Challenge
Copy out, character for character, everything from the start of the records down to and including the line that contains "133, 364, 306]".

Source material

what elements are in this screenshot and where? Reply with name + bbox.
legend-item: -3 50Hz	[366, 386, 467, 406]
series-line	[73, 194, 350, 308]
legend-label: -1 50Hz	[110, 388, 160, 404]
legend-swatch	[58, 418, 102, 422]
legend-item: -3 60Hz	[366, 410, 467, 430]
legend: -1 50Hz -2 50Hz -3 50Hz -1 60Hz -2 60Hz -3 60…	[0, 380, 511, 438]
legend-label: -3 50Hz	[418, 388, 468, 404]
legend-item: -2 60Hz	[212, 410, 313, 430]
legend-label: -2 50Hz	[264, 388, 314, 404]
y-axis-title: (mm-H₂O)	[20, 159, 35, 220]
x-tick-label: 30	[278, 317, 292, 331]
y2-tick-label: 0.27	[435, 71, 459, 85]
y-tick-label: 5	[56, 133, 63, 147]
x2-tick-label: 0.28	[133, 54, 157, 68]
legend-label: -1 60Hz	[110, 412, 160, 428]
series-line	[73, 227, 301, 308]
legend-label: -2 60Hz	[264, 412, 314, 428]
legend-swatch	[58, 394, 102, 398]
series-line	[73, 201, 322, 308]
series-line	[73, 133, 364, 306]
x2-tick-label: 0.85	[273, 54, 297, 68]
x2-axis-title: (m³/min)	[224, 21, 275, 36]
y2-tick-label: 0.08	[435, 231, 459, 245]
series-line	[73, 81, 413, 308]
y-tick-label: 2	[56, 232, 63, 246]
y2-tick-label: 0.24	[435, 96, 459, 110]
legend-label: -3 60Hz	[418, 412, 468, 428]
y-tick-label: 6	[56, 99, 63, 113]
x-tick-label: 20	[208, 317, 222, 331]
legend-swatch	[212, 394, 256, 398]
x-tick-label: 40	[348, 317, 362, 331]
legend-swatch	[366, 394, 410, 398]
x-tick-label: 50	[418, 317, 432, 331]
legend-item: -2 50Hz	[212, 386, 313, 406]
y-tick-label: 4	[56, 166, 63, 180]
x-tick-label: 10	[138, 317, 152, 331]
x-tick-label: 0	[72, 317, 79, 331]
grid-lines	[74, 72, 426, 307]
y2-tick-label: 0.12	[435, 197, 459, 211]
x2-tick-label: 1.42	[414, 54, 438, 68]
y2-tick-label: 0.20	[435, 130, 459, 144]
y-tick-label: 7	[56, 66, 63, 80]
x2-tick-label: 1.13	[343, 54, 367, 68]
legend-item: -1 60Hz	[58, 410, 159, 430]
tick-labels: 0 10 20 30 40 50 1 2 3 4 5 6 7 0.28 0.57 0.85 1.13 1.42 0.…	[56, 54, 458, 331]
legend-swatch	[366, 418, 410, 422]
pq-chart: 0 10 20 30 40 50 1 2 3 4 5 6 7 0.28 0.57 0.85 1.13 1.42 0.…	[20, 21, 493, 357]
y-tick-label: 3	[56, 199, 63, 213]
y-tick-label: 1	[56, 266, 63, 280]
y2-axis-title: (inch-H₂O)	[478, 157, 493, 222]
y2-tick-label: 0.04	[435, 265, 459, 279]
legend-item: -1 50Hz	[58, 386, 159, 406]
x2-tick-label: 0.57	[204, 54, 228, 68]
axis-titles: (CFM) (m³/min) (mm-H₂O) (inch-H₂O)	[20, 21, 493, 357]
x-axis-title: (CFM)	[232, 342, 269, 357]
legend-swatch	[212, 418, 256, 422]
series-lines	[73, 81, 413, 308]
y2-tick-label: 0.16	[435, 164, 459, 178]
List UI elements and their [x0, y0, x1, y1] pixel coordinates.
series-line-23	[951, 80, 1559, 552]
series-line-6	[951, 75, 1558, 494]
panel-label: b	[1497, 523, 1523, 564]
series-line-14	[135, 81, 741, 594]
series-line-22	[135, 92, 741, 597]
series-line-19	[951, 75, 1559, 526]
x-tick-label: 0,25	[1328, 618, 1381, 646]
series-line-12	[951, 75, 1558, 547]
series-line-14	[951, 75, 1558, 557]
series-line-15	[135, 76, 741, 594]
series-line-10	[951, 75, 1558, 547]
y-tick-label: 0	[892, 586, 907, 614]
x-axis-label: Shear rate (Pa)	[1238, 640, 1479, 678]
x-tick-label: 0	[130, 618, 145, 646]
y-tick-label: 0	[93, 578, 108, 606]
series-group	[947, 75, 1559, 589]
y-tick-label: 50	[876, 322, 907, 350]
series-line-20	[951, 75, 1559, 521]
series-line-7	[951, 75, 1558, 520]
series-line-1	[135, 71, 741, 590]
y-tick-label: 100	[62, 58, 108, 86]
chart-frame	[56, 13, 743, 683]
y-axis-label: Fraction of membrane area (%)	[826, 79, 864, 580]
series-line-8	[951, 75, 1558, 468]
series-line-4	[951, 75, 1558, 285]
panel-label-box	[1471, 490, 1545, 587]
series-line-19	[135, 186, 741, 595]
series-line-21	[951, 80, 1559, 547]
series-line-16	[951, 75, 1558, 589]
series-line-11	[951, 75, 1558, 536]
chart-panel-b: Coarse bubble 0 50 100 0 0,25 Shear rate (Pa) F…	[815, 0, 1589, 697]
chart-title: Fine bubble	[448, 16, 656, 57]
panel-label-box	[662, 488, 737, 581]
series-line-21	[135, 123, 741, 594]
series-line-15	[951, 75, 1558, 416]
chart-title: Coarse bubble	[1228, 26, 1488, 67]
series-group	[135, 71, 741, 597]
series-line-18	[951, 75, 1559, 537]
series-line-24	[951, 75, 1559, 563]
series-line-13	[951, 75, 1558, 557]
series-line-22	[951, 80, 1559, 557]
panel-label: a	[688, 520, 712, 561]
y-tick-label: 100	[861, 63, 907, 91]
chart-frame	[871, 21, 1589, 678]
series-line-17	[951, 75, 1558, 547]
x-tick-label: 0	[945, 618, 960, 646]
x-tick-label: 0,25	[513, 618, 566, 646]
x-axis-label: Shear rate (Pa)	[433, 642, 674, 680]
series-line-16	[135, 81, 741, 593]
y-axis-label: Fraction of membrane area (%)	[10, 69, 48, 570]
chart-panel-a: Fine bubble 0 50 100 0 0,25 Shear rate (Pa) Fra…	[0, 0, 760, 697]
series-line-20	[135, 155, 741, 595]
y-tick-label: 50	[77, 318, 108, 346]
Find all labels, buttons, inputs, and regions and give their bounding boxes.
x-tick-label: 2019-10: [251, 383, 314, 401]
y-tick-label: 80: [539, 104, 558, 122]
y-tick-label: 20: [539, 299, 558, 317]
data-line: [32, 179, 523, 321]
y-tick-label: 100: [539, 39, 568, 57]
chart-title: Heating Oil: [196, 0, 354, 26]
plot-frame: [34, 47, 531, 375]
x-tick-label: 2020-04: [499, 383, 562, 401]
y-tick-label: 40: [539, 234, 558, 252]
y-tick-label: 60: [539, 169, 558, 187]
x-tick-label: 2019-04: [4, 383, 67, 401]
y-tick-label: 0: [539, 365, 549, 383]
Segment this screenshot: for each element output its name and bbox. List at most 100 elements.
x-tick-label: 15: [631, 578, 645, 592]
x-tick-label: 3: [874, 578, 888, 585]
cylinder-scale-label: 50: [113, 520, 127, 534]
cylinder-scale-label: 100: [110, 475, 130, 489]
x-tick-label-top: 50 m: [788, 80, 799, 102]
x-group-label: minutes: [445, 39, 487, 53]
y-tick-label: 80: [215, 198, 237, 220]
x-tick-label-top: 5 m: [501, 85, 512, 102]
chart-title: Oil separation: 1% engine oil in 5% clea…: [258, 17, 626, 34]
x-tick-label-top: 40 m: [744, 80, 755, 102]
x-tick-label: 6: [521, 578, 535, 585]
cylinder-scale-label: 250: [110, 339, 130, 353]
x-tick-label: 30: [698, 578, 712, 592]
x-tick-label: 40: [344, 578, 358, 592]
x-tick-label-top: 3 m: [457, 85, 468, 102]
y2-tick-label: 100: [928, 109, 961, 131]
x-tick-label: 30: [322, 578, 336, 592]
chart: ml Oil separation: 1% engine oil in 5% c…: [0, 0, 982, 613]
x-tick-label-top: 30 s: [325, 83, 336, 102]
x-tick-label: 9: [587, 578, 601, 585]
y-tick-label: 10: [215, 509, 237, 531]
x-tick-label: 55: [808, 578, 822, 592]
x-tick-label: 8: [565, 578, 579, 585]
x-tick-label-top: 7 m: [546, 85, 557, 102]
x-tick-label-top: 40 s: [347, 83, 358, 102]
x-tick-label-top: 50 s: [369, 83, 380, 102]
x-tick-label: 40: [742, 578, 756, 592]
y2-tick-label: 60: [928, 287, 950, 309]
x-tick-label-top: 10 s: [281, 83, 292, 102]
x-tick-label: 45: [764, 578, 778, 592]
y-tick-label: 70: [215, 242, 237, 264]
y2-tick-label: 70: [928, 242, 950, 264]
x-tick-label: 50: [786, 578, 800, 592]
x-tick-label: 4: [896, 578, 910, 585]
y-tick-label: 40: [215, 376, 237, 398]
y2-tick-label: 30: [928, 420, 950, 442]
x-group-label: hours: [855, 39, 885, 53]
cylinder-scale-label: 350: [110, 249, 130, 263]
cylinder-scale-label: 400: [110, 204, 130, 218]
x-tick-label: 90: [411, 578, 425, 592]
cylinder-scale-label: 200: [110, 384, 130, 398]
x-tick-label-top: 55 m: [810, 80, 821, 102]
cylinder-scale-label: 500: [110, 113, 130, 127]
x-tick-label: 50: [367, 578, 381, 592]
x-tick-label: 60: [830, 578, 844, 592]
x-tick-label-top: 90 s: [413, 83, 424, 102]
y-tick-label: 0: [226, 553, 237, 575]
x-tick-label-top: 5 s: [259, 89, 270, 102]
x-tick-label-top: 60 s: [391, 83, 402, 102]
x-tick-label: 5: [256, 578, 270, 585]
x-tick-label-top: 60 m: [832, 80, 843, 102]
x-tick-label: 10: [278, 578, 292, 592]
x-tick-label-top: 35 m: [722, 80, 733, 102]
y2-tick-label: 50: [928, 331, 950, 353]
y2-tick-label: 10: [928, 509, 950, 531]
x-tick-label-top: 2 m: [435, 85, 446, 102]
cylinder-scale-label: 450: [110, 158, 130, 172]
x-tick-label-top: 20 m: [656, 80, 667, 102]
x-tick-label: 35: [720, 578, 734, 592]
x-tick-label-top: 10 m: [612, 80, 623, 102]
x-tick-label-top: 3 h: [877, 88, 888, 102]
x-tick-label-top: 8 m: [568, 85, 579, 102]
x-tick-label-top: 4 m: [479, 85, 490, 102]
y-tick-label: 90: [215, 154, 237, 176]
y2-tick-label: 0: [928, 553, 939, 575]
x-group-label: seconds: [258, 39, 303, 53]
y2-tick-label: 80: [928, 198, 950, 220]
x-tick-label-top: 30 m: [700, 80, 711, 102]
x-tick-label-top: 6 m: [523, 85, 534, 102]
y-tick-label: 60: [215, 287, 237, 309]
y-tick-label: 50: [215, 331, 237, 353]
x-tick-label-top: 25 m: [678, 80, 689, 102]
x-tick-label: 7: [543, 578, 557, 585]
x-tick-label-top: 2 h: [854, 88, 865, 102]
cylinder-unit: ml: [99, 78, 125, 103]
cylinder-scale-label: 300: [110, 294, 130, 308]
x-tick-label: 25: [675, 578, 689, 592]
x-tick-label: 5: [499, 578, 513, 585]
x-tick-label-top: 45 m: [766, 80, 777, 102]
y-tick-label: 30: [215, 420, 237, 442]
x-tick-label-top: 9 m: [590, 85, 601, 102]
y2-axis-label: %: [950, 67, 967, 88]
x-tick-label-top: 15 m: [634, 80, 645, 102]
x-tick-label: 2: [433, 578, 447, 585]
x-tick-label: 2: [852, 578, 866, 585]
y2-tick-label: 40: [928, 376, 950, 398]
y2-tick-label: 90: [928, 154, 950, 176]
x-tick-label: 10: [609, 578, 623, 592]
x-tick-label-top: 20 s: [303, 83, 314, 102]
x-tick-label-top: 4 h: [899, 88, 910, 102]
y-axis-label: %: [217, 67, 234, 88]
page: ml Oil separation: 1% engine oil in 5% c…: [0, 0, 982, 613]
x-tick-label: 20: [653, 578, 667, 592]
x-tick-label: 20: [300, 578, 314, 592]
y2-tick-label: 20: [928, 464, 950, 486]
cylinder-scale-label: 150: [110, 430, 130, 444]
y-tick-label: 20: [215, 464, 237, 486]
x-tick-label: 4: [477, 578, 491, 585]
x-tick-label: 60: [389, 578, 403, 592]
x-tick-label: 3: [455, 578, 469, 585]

Result of this task
what elements are in this screenshot and where? Reply with name + bbox.
legend-item: -3 50Hz	[366, 386, 467, 406]
series-line	[73, 194, 350, 308]
legend-label: -1 50Hz	[110, 388, 160, 404]
legend-swatch	[58, 418, 102, 422]
legend-item: -3 60Hz	[366, 410, 467, 430]
legend: -1 50Hz -2 50Hz -3 50Hz -1 60Hz -2 60Hz -3 60…	[0, 380, 511, 438]
legend-label: -3 50Hz	[418, 388, 468, 404]
legend-item: -2 60Hz	[212, 410, 313, 430]
legend-label: -2 50Hz	[264, 388, 314, 404]
y-axis-title: (mm-H₂O)	[20, 159, 35, 220]
x-tick-label: 30	[278, 317, 292, 331]
y2-tick-label: 0.27	[435, 71, 459, 85]
y-tick-label: 5	[56, 133, 63, 147]
x2-tick-label: 0.28	[133, 54, 157, 68]
legend-label: -1 60Hz	[110, 412, 160, 428]
series-line	[73, 227, 301, 308]
legend-label: -2 60Hz	[264, 412, 314, 428]
legend-swatch	[58, 394, 102, 398]
series-line	[73, 201, 322, 308]
series-line	[73, 133, 364, 306]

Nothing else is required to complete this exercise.